REQUIREMENTS |
Find the lines holding the string "name" in the data, then copy all of them.

RECORDS FOR THIS TASK |

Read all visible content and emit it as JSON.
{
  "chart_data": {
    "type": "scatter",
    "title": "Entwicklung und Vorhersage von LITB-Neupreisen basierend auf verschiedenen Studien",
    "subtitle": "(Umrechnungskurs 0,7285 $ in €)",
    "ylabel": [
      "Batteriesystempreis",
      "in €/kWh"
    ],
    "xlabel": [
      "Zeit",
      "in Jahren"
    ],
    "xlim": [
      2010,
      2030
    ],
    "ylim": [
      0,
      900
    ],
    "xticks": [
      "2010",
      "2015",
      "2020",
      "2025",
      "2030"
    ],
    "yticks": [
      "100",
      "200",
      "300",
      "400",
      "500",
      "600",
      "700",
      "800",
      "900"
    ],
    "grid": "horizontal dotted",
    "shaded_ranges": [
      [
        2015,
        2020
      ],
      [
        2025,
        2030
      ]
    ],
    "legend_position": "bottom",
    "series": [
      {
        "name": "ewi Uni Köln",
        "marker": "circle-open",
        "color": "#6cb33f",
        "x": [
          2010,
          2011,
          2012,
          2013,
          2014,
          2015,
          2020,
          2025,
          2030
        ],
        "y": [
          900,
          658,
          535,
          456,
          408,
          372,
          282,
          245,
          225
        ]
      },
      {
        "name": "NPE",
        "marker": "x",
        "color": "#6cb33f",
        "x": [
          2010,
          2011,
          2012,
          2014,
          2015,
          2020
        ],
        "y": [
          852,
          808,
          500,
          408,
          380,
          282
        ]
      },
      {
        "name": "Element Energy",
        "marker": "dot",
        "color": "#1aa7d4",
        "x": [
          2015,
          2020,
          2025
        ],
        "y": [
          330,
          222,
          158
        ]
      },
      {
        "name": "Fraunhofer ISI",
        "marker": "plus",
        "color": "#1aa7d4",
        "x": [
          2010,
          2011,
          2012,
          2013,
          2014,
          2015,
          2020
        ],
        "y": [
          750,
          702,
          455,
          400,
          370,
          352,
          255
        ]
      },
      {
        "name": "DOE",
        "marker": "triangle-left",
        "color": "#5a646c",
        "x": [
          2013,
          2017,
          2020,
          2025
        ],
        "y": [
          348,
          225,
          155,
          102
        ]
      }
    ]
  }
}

WORKED SOLUTION |
        "name": "ewi Uni Köln",
        "name": "NPE",
        "name": "Element Energy",
        "name": "Fraunhofer ISI",
        "name": "DOE",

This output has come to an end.